**Problem details**
All records must be quoted exactly. Omit the pictures.

**Records for this task**

━━━━━━━━

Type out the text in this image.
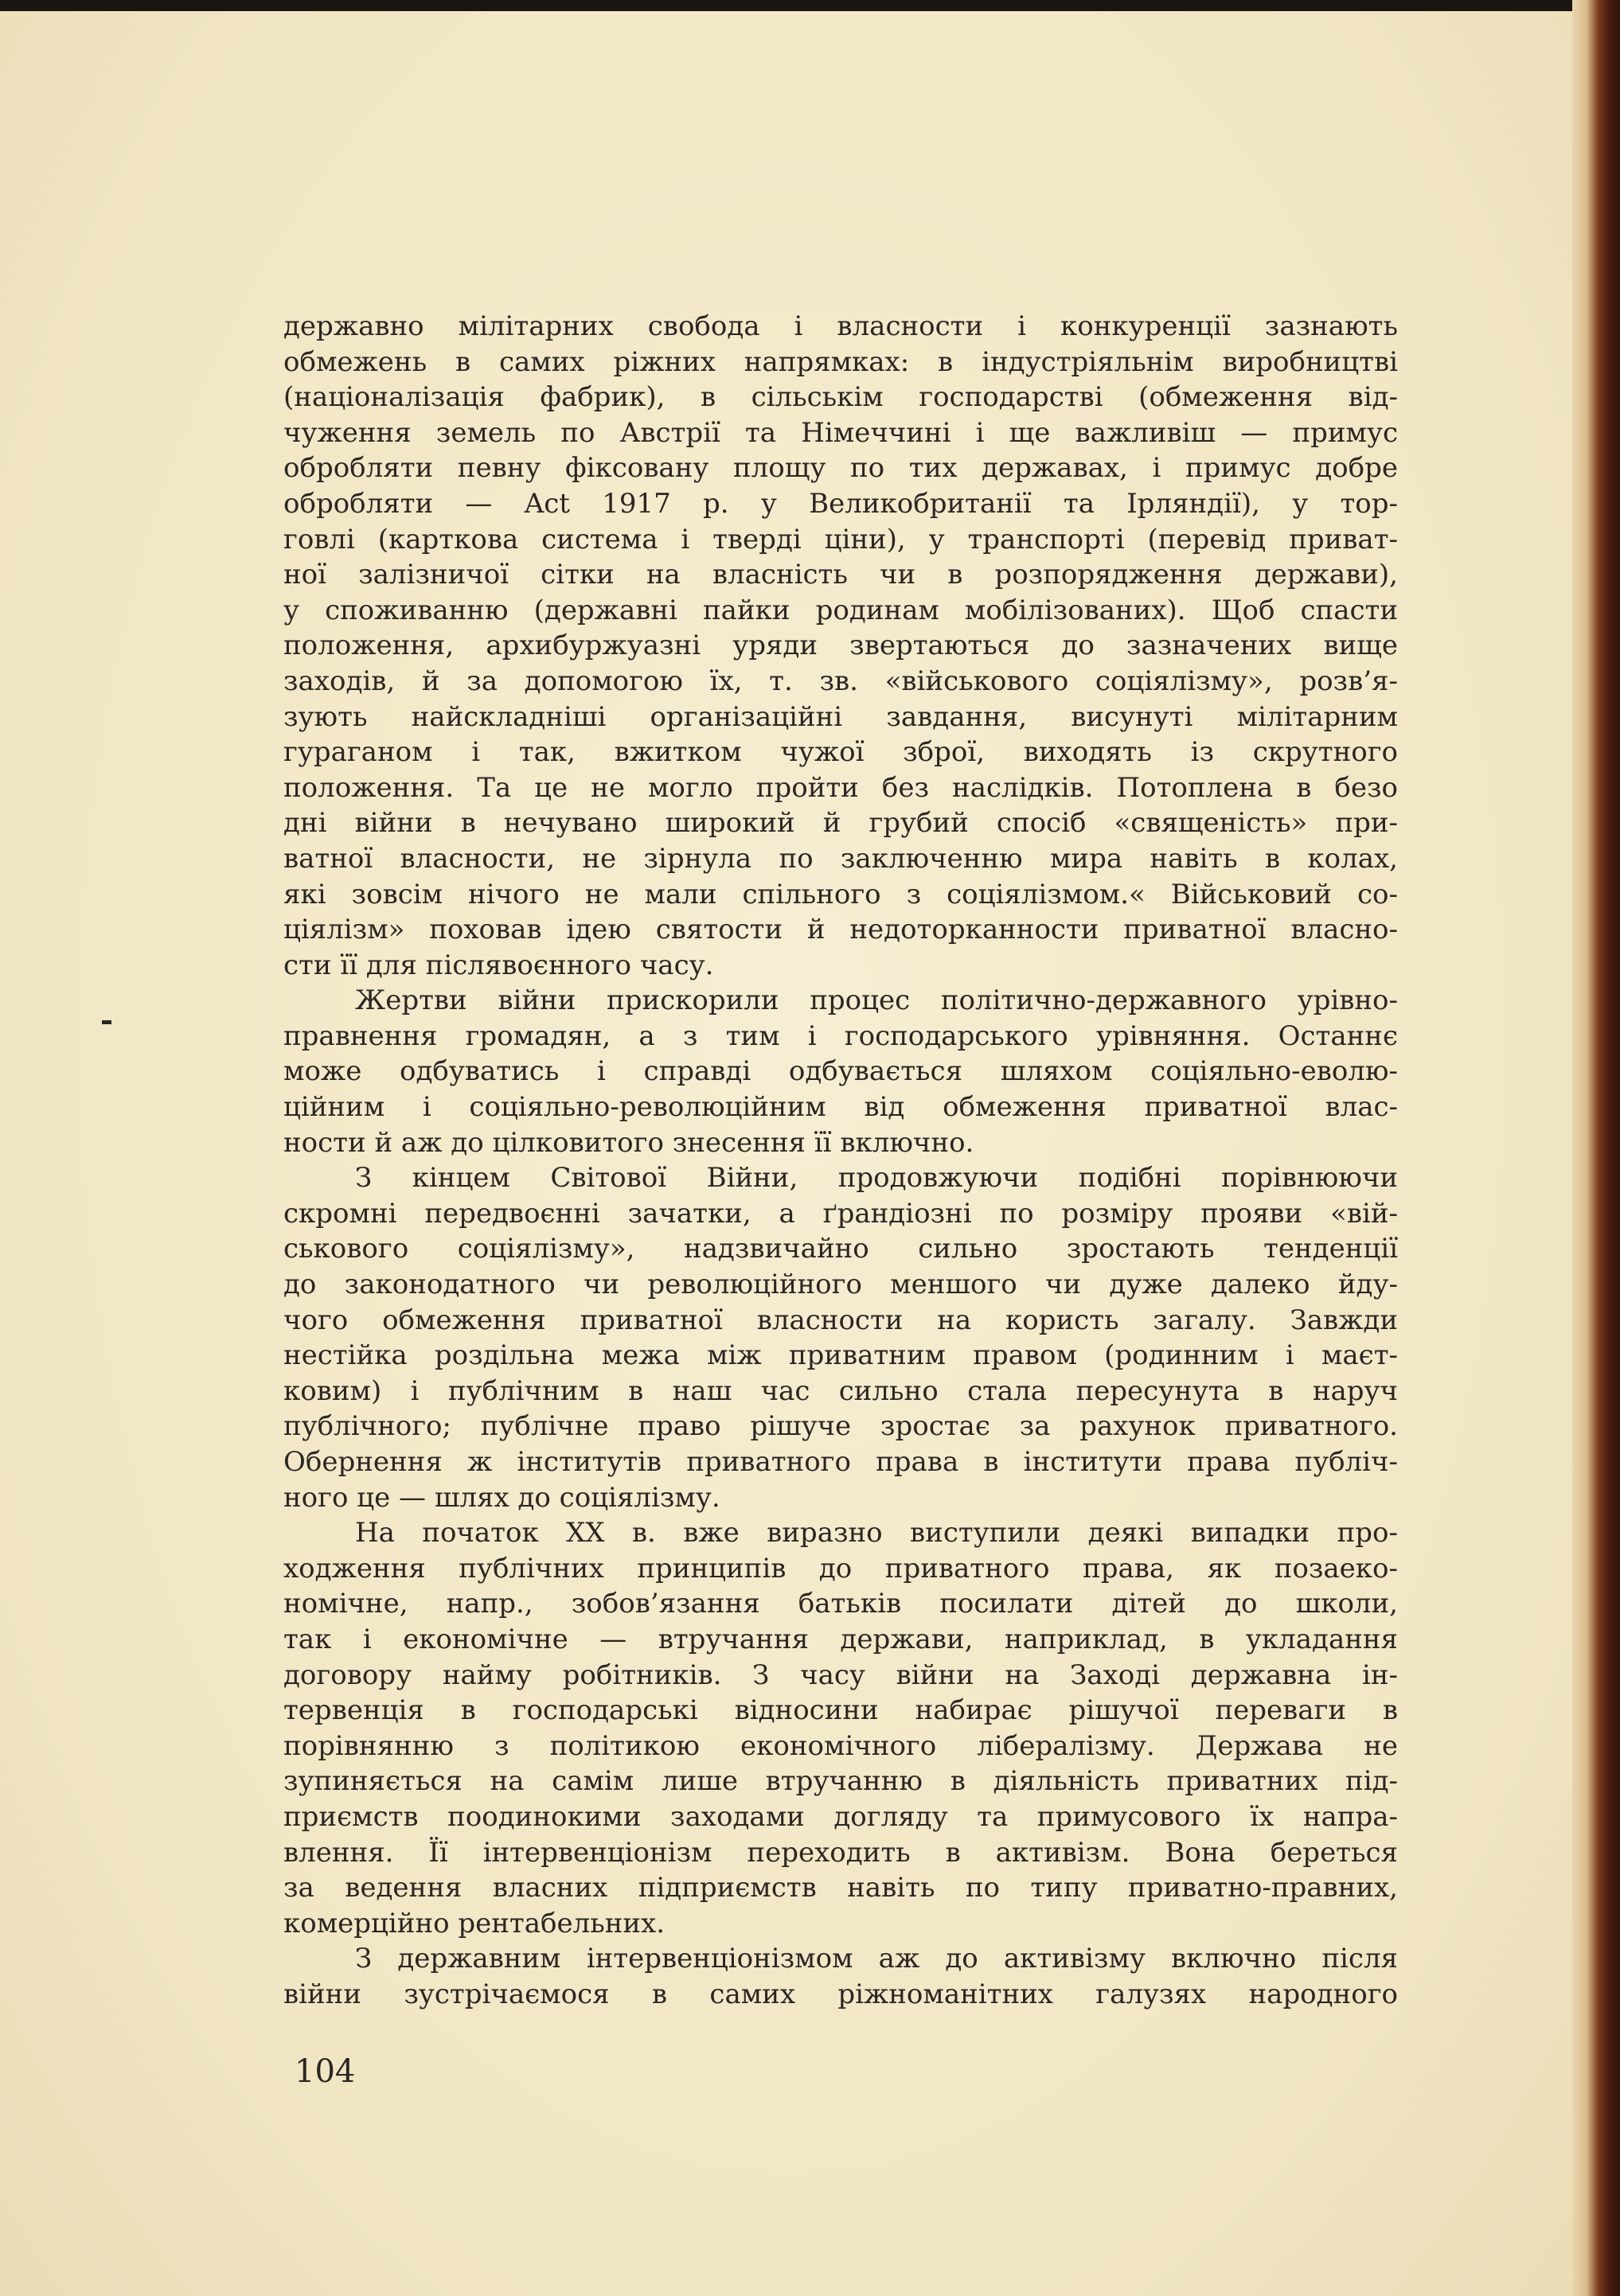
державно мілітарних свобода і власности і конкуренції зазнають
обмежень в самих ріжних напрямках: в індустріяльнім виробництві
(націоналізація фабрик), в сільськім господарстві (обмеження від-
чуження земель по Австрії та Німеччині і ще важливіш — примус
обробляти певну фіксовану площу по тих державах, і примус добре
обробляти — Act 1917 р. у Великобританії та Ірляндії), у тор-
говлі (карткова система і тверді ціни), у транспорті (перевід приват-
ної залізничої сітки на власність чи в розпорядження держави),
у споживанню (державні пайки родинам мобілізованих). Щоб спасти
положення, архибуржуазні уряди звертаються до зазначених вище
заходів, й за допомогою їх, т. зв. «військового соціялізму», розв’я-
зують найскладніші організаційні завдання, висунуті мілітарним
гураганом і так, вжитком чужої зброї, виходять із скрутного
положення. Та це не могло пройти без наслідків. Потоплена в безо
дні війни в нечувано широкий й грубий спосіб «священість» при-
ватної власности, не зірнула по заключенню мира навіть в колах,
які зовсім нічого не мали спільного з соціялізмом.« Військовий со-
ціялізм» поховав ідею святости й недоторканности приватної власно-
сти її для післявоєнного часу.
Жертви війни прискорили процес політично-державного урівно-
правнення громадян, а з тим і господарського урівняння. Останнє
може одбуватись і справді одбувається шляхом соціяльно-еволю-
ційним і соціяльно-революційним від обмеження приватної влас-
ности й аж до цілковитого знесення її включно.
З кінцем Світової Війни, продовжуючи подібні порівнюючи
скромні передвоєнні зачатки, а ґрандіозні по розміру прояви «вій-
ськового соціялізму», надзвичайно сильно зростають тенденції
до законодатного чи революційного меншого чи дуже далеко йду-
чого обмеження приватної власности на користь загалу. Завжди
нестійка роздільна межа між приватним правом (родинним і маєт-
ковим) і публічним в наш час сильно стала пересунута в наруч
публічного; публічне право рішуче зростає за рахунок приватного.
Обернення ж інститутів приватного права в інститути права публіч-
ного це — шлях до соціялізму.
На початок XX в. вже виразно виступили деякі випадки про-
ходження публічних принципів до приватного права, як позаеко-
номічне, напр., зобов’язання батьків посилати дітей до школи,
так і економічне — втручання держави, наприклад, в укладання
договору найму робітників. З часу війни на Заході державна ін-
тервенція в господарські відносини набирає рішучої переваги в
порівнянню з політикою економічного лібералізму. Держава не
зупиняється на самім лише втручанню в діяльність приватних під-
приємств поодинокими заходами догляду та примусового їх напра-
влення. Її інтервенціонізм переходить в активізм. Вона береться
за ведення власних підприємств навіть по типу приватно-правних,
комерційно рентабельних.
З державним інтервенціонізмом аж до активізму включно після
війни зустрічаємося в самих ріжноманітних галузях народного
104
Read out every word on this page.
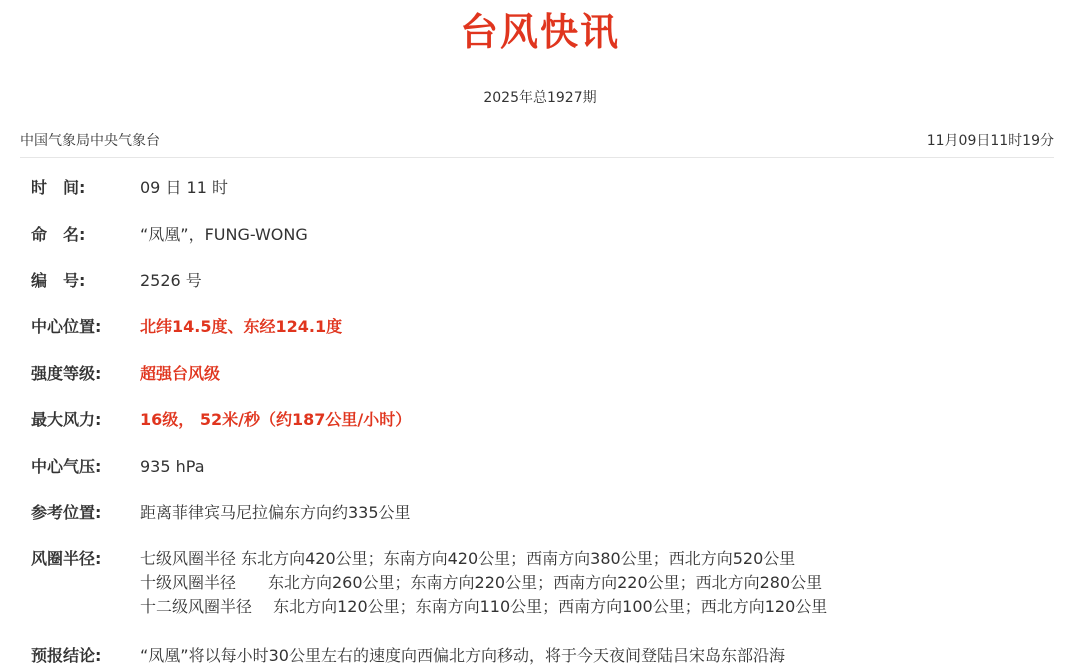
台风快讯
2025年总1927期
中国气象局中央气象台	11月09日11时19分
时　间:	09 日 11 时
命　名:	“凤凰”，FUNG-WONG
编　号:	2526 号
中心位置: 北纬14.5度、东经124.1度
强度等级: 超强台风级
最大风力: 16级， 52米/秒（约187公里/小时）
中心气压: 935 hPa
参考位置: 距离菲律宾马尼拉偏东方向约335公里
风圈半径: 七级风圈半径 东北方向420公里；东南方向420公里；西南方向380公里；西北方向520公里
十级风圈半径　　东北方向260公里；东南方向220公里；西南方向220公里；西北方向280公里
十二级风圈半径　 东北方向120公里；东南方向110公里；西南方向100公里；西北方向120公里
预报结论: “凤凰”将以每小时30公里左右的速度向西偏北方向移动，将于今天夜间登陆吕宋岛东部沿海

━━━━━━━━

**Output for this exercise**
Type out the text in this image.
державно мілітарних свобода і власности і конкуренції зазнають
обмежень в самих ріжних напрямках: в індустріяльнім виробництві
(націоналізація фабрик), в сільськім господарстві (обмеження від-
чуження земель по Австрії та Німеччині і ще важливіш — примус
обробляти певну фіксовану площу по тих державах, і примус добре
обробляти — Act 1917 р. у Великобританії та Ірляндії), у тор-
говлі (карткова система і тверді ціни), у транспорті (перевід приват-
ної залізничої сітки на власність чи в розпорядження держави),
у споживанню (державні пайки родинам мобілізованих). Щоб спасти
положення, архибуржуазні уряди звертаються до зазначених вище
заходів, й за допомогою їх, т. зв. «військового соціялізму», розв’я-
зують найскладніші організаційні завдання, висунуті мілітарним
гураганом і так, вжитком чужої зброї, виходять із скрутного
положення. Та це не могло пройти без наслідків. Потоплена в безо
дні війни в нечувано широкий й грубий спосіб «священість» при-
ватної власности, не зірнула по заключенню мира навіть в колах,
які зовсім нічого не мали спільного з соціялізмом.« Військовий со-
ціялізм» поховав ідею святости й недоторканности приватної власно-
сти її для післявоєнного часу.
Жертви війни прискорили процес політично-державного урівно-
правнення громадян, а з тим і господарського урівняння. Останнє
може одбуватись і справді одбувається шляхом соціяльно-еволю-
ційним і соціяльно-революційним від обмеження приватної влас-
ности й аж до цілковитого знесення її включно.
З кінцем Світової Війни, продовжуючи подібні порівнюючи
скромні передвоєнні зачатки, а ґрандіозні по розміру прояви «вій-
ськового соціялізму», надзвичайно сильно зростають тенденції
до законодатного чи революційного меншого чи дуже далеко йду-
чого обмеження приватної власности на користь загалу. Завжди
нестійка роздільна межа між приватним правом (родинним і маєт-
ковим) і публічним в наш час сильно стала пересунута в наруч
публічного; публічне право рішуче зростає за рахунок приватного.
Обернення ж інститутів приватного права в інститути права публіч-
ного це — шлях до соціялізму.
На початок XX в. вже виразно виступили деякі випадки про-
ходження публічних принципів до приватного права, як позаеко-
номічне, напр., зобов’язання батьків посилати дітей до школи,
так і економічне — втручання держави, наприклад, в укладання
договору найму робітників. З часу війни на Заході державна ін-
тервенція в господарські відносини набирає рішучої переваги в
порівнянню з політикою економічного лібералізму. Держава не
зупиняється на самім лише втручанню в діяльність приватних під-
приємств поодинокими заходами догляду та примусового їх напра-
влення. Її інтервенціонізм переходить в активізм. Вона береться
за ведення власних підприємств навіть по типу приватно-правних,
комерційно рентабельних.
З державним інтервенціонізмом аж до активізму включно після
війни зустрічаємося в самих ріжноманітних галузях народного
104
Read out every word on this page.
台风快讯
2025年总1927期
中国气象局中央气象台	11月09日11时19分
时　间:	09 日 11 时
命　名:	“凤凰”，FUNG-WONG
编　号:	2526 号
中心位置: 北纬14.5度、东经124.1度
强度等级: 超强台风级
最大风力: 16级， 52米/秒（约187公里/小时）
中心气压: 935 hPa
参考位置: 距离菲律宾马尼拉偏东方向约335公里
风圈半径: 七级风圈半径 东北方向420公里；东南方向420公里；西南方向380公里；西北方向520公里
十级风圈半径　　东北方向260公里；东南方向220公里；西南方向220公里；西北方向280公里
十二级风圈半径　 东北方向120公里；东南方向110公里；西南方向100公里；西北方向120公里
预报结论: “凤凰”将以每小时30公里左右的速度向西偏北方向移动，将于今天夜间登陆吕宋岛东部沿海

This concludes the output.